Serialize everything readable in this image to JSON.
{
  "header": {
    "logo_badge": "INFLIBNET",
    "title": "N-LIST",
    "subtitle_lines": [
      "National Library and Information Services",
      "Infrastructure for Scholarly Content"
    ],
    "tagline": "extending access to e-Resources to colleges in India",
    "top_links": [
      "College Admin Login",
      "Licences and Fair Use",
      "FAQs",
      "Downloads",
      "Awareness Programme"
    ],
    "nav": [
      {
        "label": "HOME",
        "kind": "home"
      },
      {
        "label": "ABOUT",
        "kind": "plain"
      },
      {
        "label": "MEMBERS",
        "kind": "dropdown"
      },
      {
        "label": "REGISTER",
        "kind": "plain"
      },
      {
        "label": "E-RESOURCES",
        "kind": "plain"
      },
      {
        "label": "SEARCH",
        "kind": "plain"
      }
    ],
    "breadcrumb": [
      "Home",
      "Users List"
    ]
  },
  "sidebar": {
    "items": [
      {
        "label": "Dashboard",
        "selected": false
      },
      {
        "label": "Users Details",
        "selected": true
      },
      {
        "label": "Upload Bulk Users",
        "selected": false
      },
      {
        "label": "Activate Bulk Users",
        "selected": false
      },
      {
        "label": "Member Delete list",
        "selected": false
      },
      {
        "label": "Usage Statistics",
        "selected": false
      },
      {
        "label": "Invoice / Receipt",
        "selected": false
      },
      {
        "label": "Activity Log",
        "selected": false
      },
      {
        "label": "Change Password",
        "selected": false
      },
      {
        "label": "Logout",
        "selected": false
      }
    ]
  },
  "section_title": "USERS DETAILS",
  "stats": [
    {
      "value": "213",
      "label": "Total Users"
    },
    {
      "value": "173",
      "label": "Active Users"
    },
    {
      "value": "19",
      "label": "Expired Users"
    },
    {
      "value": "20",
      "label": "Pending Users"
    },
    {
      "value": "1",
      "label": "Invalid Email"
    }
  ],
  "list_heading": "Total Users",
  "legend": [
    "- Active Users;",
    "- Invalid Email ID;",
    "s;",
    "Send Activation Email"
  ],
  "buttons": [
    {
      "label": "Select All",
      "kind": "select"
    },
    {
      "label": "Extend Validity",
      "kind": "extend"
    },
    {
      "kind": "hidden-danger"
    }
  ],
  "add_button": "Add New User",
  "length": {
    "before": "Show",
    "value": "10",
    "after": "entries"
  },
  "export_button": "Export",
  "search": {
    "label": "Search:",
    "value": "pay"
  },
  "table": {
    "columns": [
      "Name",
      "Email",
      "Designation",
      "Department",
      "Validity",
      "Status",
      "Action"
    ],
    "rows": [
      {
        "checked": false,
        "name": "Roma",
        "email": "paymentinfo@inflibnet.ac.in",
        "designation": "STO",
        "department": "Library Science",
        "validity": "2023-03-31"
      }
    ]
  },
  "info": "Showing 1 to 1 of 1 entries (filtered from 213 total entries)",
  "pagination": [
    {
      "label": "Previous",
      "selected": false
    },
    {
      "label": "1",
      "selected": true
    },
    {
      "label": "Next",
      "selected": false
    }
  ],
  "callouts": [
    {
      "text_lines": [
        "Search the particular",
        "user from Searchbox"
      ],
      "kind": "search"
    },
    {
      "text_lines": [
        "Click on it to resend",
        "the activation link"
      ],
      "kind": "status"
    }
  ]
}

_ _ _

▶ _STATED TASK_
Look over the listing above. Pick out and copy every line that includes "Invalid".

▶ _THE OUTPUT_
      "label": "Invalid Email"
    "- Invalid Email ID;",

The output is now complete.